[Extracted data entries]
________________________________________

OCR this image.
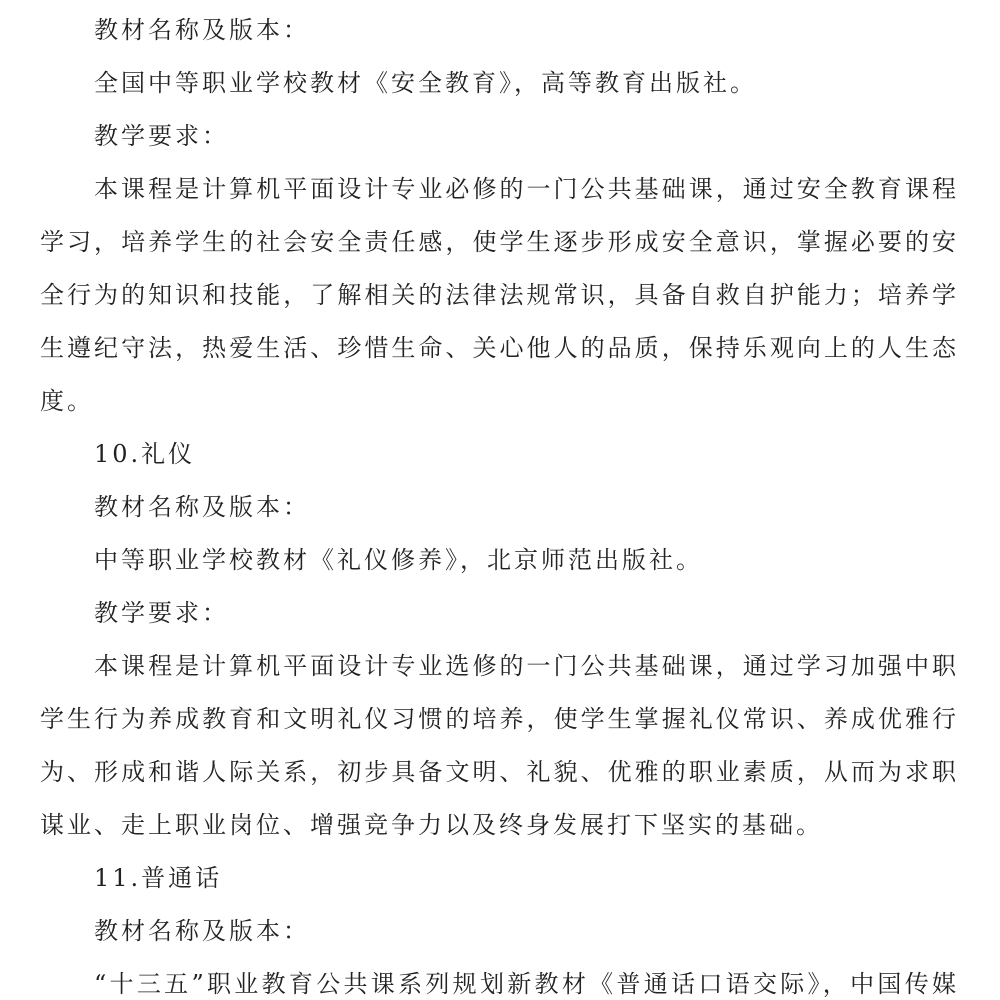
教材名称及版本：
全国中等职业学校教材《安全教育》，高等教育出版社。
教学要求：
本课程是计算机平面设计专业必修的一门公共基础课，通过安全教育课程
学习，培养学生的社会安全责任感，使学生逐步形成安全意识，掌握必要的安
全行为的知识和技能，了解相关的法律法规常识，具备自救自护能力；培养学
生遵纪守法，热爱生活、珍惜生命、关心他人的品质，保持乐观向上的人生态
度。
10.礼仪
教材名称及版本：
中等职业学校教材《礼仪修养》，北京师范出版社。
教学要求：
本课程是计算机平面设计专业选修的一门公共基础课，通过学习加强中职
学生行为养成教育和文明礼仪习惯的培养，使学生掌握礼仪常识、养成优雅行
为、形成和谐人际关系，初步具备文明、礼貌、优雅的职业素质，从而为求职
谋业、走上职业岗位、增强竞争力以及终身发展打下坚实的基础。
11.普通话
教材名称及版本：
“十三五”职业教育公共课系列规划新教材《普通话口语交际》，中国传媒
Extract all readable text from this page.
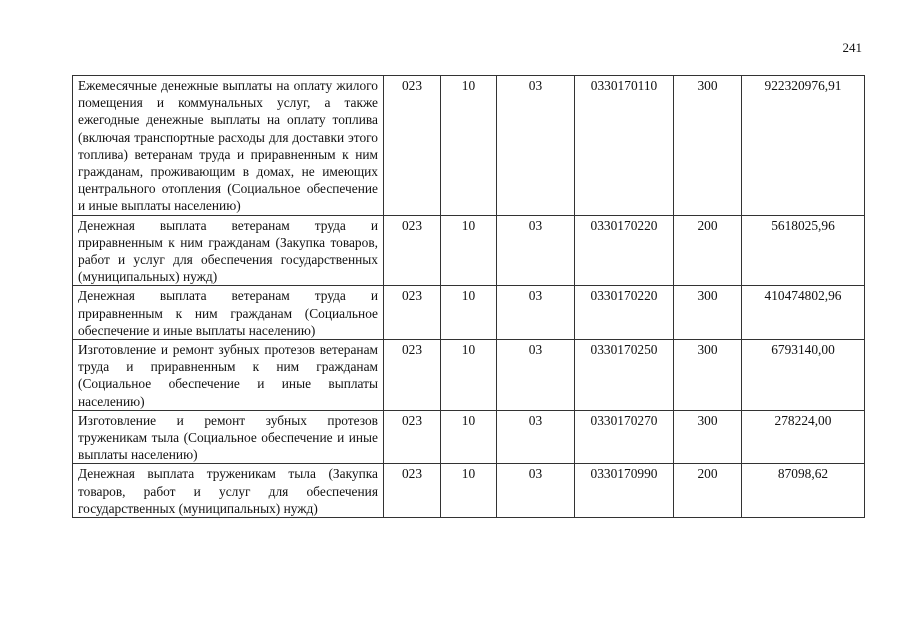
241
Ежемесячные денежные выплаты на оплату жилого помещения и коммунальных услуг, а также ежегодные денежные выплаты на оплату топлива (включая транспортные расходы для доставки этого топлива) ветеранам труда и приравненным к ним гражданам, проживающим в домах, не имеющих центрального отопления (Социальное обеспечение и иные выплаты населению)	023	10	03	0330170110	300	922320976,91
Денежная выплата ветеранам труда и приравненным к ним гражданам (Закупка товаров, работ и услуг для обеспечения государственных (муниципальных) нужд)	023	10	03	0330170220	200	5618025,96
Денежная выплата ветеранам труда и приравненным к ним гражданам (Социальное обеспечение и иные выплаты населению)	023	10	03	0330170220	300	410474802,96
Изготовление и ремонт зубных протезов ветеранам труда и приравненным к ним гражданам (Социальное обеспечение и иные выплаты населению)	023	10	03	0330170250	300	6793140,00
Изготовление и ремонт зубных протезов труженикам тыла (Социальное обеспечение и иные выплаты населению)	023	10	03	0330170270	300	278224,00
Денежная выплата труженикам тыла (Закупка товаров, работ и услуг для обеспечения государственных (муниципальных) нужд)	023	10	03	0330170990	200	87098,62
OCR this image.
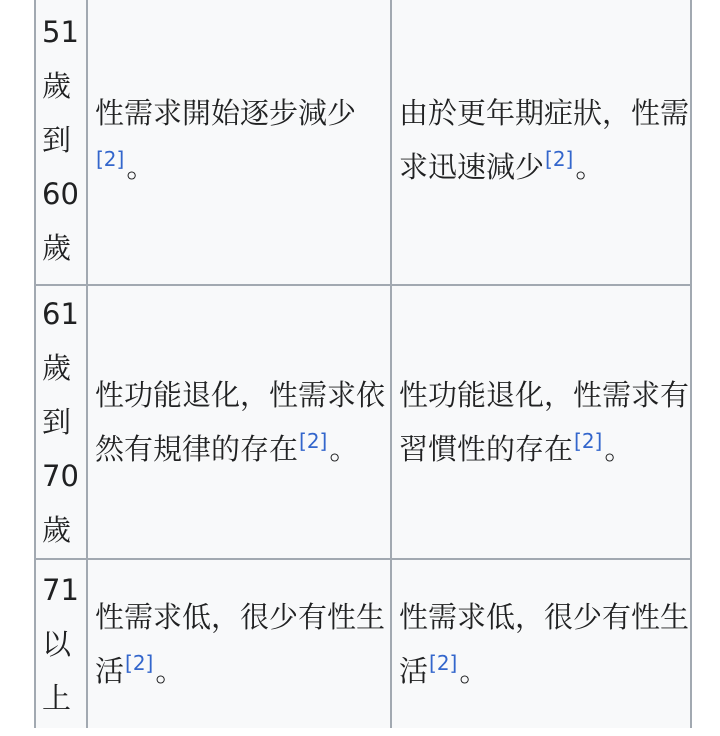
51
歲
到
60
歲	性需求開始逐步減少[2]。	由於更年期症狀，性需求迅速減少[2]。

61
歲
到
70
歲	性功能退化，性需求依然有規律的存在[2]。	性功能退化，性需求有習慣性的存在[2]。

71
以
上	性需求低，很少有性生活[2]。	性需求低，很少有性生活[2]。
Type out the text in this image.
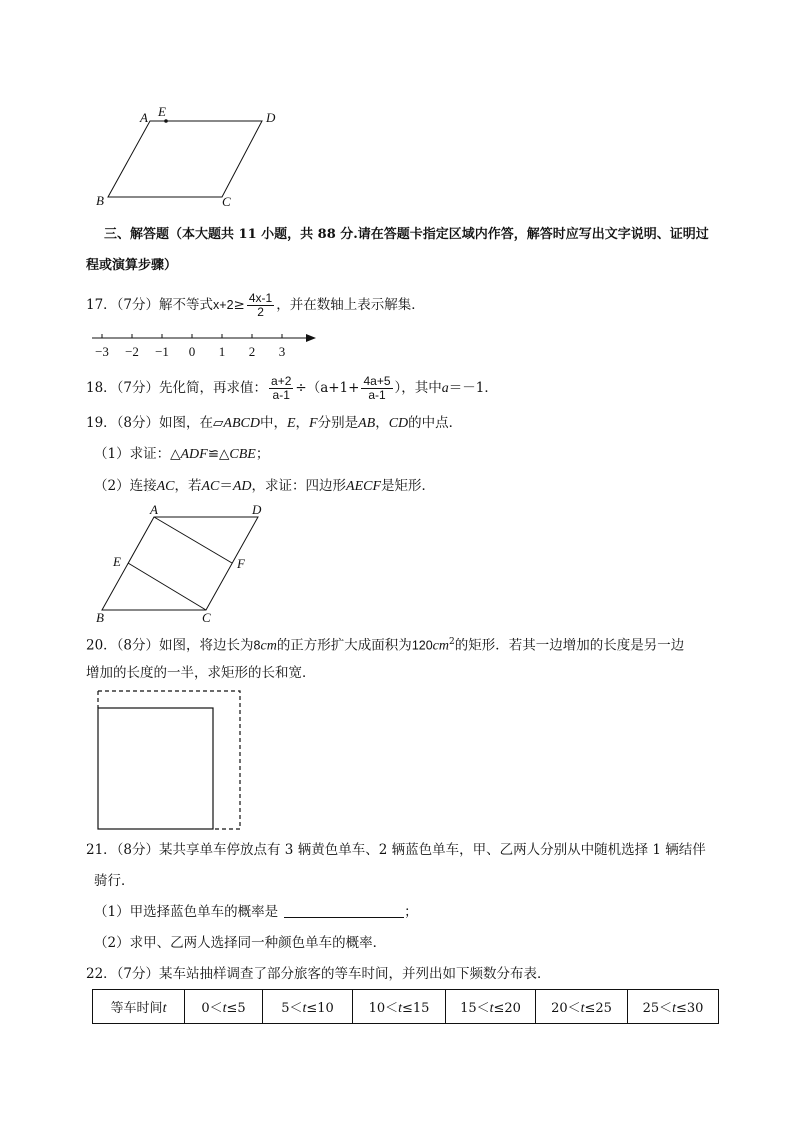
A E	D
B	C
三、解答题（本大题共 11 小题，共 88 分.请在答题卡指定区域内作答，解答时应写出文字说明、证明过
程或演算步骤）
17．（7分）解不等式$x+2\ge \frac{4x-1}{2}$ ，并在数轴上表示解集．
−3 −2 −1 0 1 2 3
18．（7分）先化简，再求值： $\frac{a+2}{a-1} \div(a+1+ \frac{4a+5}{a-1}$ ），其中a＝－1．
19．（8分）如图，在▱ABCD中，E，F分别是AB，CD的中点．
（1）求证：△ADF≌△CBE；
（2）连接AC，若AC＝AD，求证：四边形AECF是矩形．
A	D
E	F
B	C
20．（8分）如图，将边长为8cm的正方形扩大成面积为$120cm^2$的矩形．若其一边增加的长度是另一边
增加的长度的一半，求矩形的长和宽．
21．（8分）某共享单车停放点有 3 辆黄色单车、2 辆蓝色单车，甲、乙两人分别从中随机选择 1 辆结伴
骑行．
（1）甲选择蓝色单车的概率是	；
（2）求甲、乙两人选择同一种颜色单车的概率．
22．（7分）某车站抽样调查了部分旅客的等车时间，并列出如下频数分布表．
等车时间t	0＜t≤5	5＜t≤10	10＜t≤15	15＜t≤20	20＜t≤25	25＜t≤30
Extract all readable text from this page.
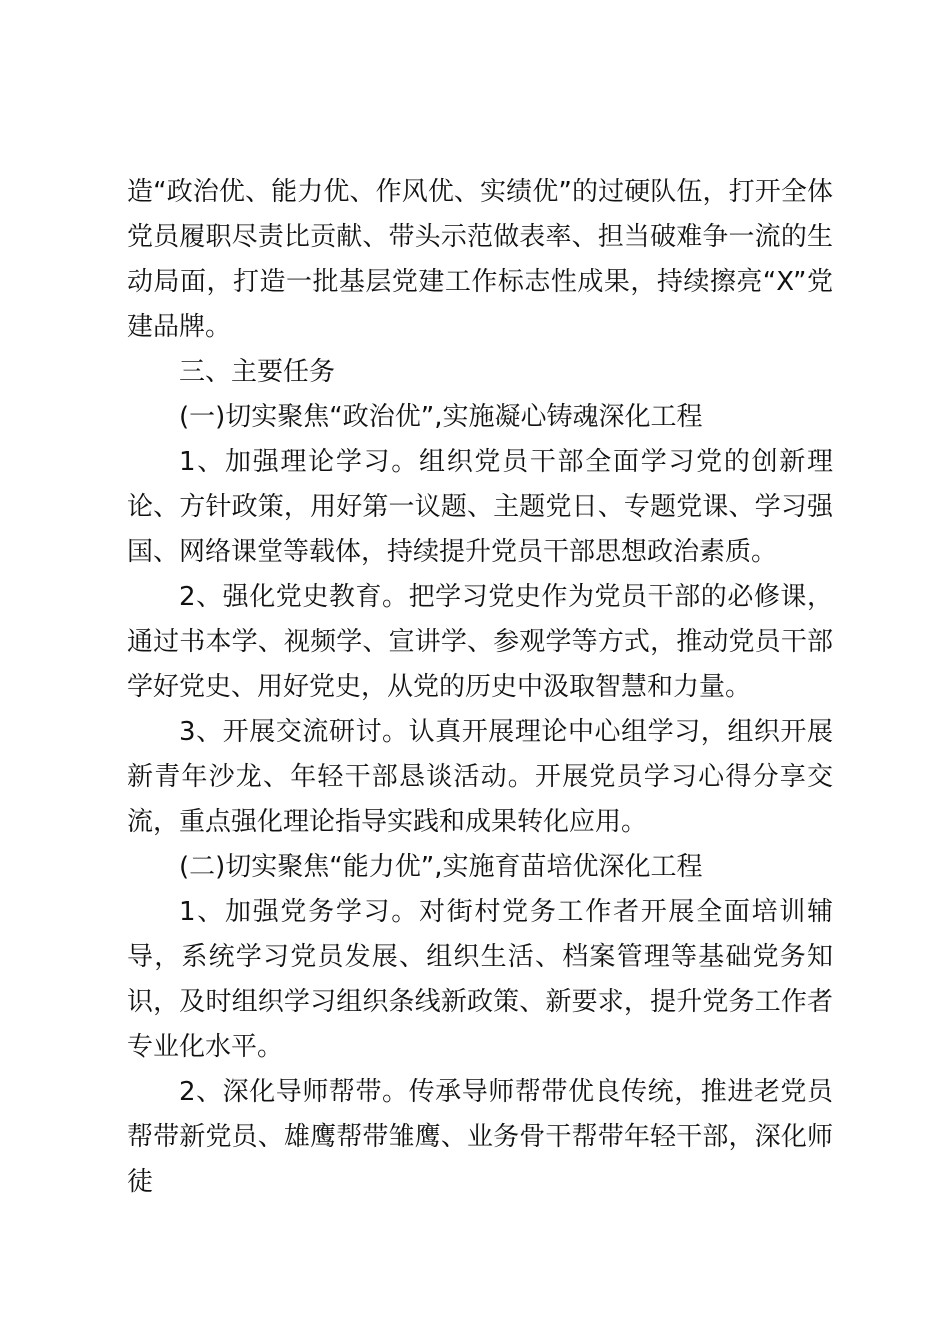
造“政治优、能力优、作风优、实绩优”的过硬队伍，打开全体党员履职尽责比贡献、带头示范做表率、担当破难争一流的生动局面，打造一批基层党建工作标志性成果，持续擦亮“X”党建品牌。

三、主要任务

(一)切实聚焦“政治优”,实施凝心铸魂深化工程

1、加强理论学习。组织党员干部全面学习党的创新理论、方针政策，用好第一议题、主题党日、专题党课、学习强国、网络课堂等载体，持续提升党员干部思想政治素质。

2、强化党史教育。把学习党史作为党员干部的必修课，通过书本学、视频学、宣讲学、参观学等方式，推动党员干部学好党史、用好党史，从党的历史中汲取智慧和力量。

3、开展交流研讨。认真开展理论中心组学习，组织开展新青年沙龙、年轻干部恳谈活动。开展党员学习心得分享交流，重点强化理论指导实践和成果转化应用。

(二)切实聚焦“能力优”,实施育苗培优深化工程

1、加强党务学习。对街村党务工作者开展全面培训辅导，系统学习党员发展、组织生活、档案管理等基础党务知识，及时组织学习组织条线新政策、新要求，提升党务工作者专业化水平。

2、深化导师帮带。传承导师帮带优良传统，推进老党员帮带新党员、雄鹰帮带雏鹰、业务骨干帮带年轻干部，深化师徒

________________________________________

:: Work to do ::
Identify every line holding the word "обеспечения" and copy it out.

:: Result of this exercise ::
Денежная выплата ветеранам труда и приравненным к ним гражданам (Закупка товаров, работ и услуг для обеспечения государственных (муниципальных) нужд)	023	10	03	0330170220	200	5618025,96
Денежная выплата труженикам тыла (Закупка товаров, работ и услуг для обеспечения государственных (муниципальных) нужд)	023	10	03	0330170990	200	87098,62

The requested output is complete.